### Written task
Transcribe the material in full, exactly as written.

### Supplied information
..........
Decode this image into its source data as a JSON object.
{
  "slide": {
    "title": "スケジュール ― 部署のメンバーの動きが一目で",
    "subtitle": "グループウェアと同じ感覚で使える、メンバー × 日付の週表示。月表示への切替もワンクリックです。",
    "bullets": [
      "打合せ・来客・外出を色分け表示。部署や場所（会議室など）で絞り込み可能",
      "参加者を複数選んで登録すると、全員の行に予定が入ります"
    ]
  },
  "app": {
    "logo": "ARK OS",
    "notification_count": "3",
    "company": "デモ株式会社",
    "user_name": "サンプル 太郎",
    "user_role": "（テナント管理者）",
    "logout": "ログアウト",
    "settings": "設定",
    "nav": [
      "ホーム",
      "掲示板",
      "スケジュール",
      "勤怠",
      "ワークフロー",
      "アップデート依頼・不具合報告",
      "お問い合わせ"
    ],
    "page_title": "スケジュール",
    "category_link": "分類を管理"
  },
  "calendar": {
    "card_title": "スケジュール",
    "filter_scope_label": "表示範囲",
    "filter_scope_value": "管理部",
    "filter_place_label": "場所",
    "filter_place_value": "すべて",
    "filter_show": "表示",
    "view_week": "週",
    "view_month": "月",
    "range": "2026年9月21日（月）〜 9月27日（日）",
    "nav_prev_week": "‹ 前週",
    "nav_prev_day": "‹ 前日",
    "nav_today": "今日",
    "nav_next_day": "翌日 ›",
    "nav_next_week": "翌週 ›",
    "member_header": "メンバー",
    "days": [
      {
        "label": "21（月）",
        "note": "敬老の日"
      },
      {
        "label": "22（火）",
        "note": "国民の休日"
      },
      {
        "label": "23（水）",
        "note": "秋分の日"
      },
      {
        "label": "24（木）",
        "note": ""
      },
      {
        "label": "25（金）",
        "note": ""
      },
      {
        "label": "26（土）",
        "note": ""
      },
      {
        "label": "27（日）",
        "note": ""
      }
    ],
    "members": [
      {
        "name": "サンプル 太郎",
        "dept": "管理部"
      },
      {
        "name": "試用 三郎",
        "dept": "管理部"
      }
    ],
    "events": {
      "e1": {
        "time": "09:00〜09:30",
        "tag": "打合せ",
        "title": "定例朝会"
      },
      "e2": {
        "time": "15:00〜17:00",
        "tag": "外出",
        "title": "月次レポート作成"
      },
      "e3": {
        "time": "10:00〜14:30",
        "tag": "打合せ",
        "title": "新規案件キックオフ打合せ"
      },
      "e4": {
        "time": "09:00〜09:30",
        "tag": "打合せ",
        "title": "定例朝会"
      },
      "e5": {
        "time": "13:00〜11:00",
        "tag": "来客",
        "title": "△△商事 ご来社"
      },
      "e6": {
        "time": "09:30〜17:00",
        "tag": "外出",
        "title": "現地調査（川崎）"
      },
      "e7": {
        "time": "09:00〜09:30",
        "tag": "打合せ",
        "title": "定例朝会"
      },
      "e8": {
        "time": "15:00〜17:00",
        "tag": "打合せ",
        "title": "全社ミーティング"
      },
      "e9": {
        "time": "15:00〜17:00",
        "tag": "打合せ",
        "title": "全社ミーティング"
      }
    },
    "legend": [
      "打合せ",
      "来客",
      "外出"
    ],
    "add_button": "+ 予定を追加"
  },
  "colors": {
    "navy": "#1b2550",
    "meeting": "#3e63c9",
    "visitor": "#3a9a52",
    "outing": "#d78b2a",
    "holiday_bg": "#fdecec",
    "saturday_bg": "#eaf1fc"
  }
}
..........
### Output for this task
Decode this image into its source data as a JSON object.
{
  "slide": {
    "title": "スケジュール ― 部署のメンバーの動きが一目で",
    "subtitle": "グループウェアと同じ感覚で使える、メンバー × 日付の週表示。月表示への切替もワンクリックです。",
    "bullets": [
      "打合せ・来客・外出を色分け表示。部署や場所（会議室など）で絞り込み可能",
      "参加者を複数選んで登録すると、全員の行に予定が入ります"
    ]
  },
  "app": {
    "logo": "ARK OS",
    "notification_count": "3",
    "company": "デモ株式会社",
    "user_name": "サンプル 太郎",
    "user_role": "（テナント管理者）",
    "logout": "ログアウト",
    "settings": "設定",
    "nav": [
      "ホーム",
      "掲示板",
      "スケジュール",
      "勤怠",
      "ワークフロー",
      "アップデート依頼・不具合報告",
      "お問い合わせ"
    ],
    "page_title": "スケジュール",
    "category_link": "分類を管理"
  },
  "calendar": {
    "card_title": "スケジュール",
    "filter_scope_label": "表示範囲",
    "filter_scope_value": "管理部",
    "filter_place_label": "場所",
    "filter_place_value": "すべて",
    "filter_show": "表示",
    "view_week": "週",
    "view_month": "月",
    "range": "2026年9月21日（月）〜 9月27日（日）",
    "nav_prev_week": "‹ 前週",
    "nav_prev_day": "‹ 前日",
    "nav_today": "今日",
    "nav_next_day": "翌日 ›",
    "nav_next_week": "翌週 ›",
    "member_header": "メンバー",
    "days": [
      {
        "label": "21（月）",
        "note": "敬老の日"
      },
      {
        "label": "22（火）",
        "note": "国民の休日"
      },
      {
        "label": "23（水）",
        "note": "秋分の日"
      },
      {
        "label": "24（木）",
        "note": ""
      },
      {
        "label": "25（金）",
        "note": ""
      },
      {
        "label": "26（土）",
        "note": ""
      },
      {
        "label": "27（日）",
        "note": ""
      }
    ],
    "members": [
      {
        "name": "サンプル 太郎",
        "dept": "管理部"
      },
      {
        "name": "試用 三郎",
        "dept": "管理部"
      }
    ],
    "events": {
      "e1": {
        "time": "09:00〜09:30",
        "tag": "打合せ",
        "title": "定例朝会"
      },
      "e2": {
        "time": "15:00〜17:00",
        "tag": "外出",
        "title": "月次レポート作成"
      },
      "e3": {
        "time": "10:00〜14:30",
        "tag": "打合せ",
        "title": "新規案件キックオフ打合せ"
      },
      "e4": {
        "time": "09:00〜09:30",
        "tag": "打合せ",
        "title": "定例朝会"
      },
      "e5": {
        "time": "13:00〜11:00",
        "tag": "来客",
        "title": "△△商事 ご来社"
      },
      "e6": {
        "time": "09:30〜17:00",
        "tag": "外出",
        "title": "現地調査（川崎）"
      },
      "e7": {
        "time": "09:00〜09:30",
        "tag": "打合せ",
        "title": "定例朝会"
      },
      "e8": {
        "time": "15:00〜17:00",
        "tag": "打合せ",
        "title": "全社ミーティング"
      },
      "e9": {
        "time": "15:00〜17:00",
        "tag": "打合せ",
        "title": "全社ミーティング"
      }
    },
    "legend": [
      "打合せ",
      "来客",
      "外出"
    ],
    "add_button": "+ 予定を追加"
  },
  "colors": {
    "navy": "#1b2550",
    "meeting": "#3e63c9",
    "visitor": "#3a9a52",
    "outing": "#d78b2a",
    "holiday_bg": "#fdecec",
    "saturday_bg": "#eaf1fc"
  }
}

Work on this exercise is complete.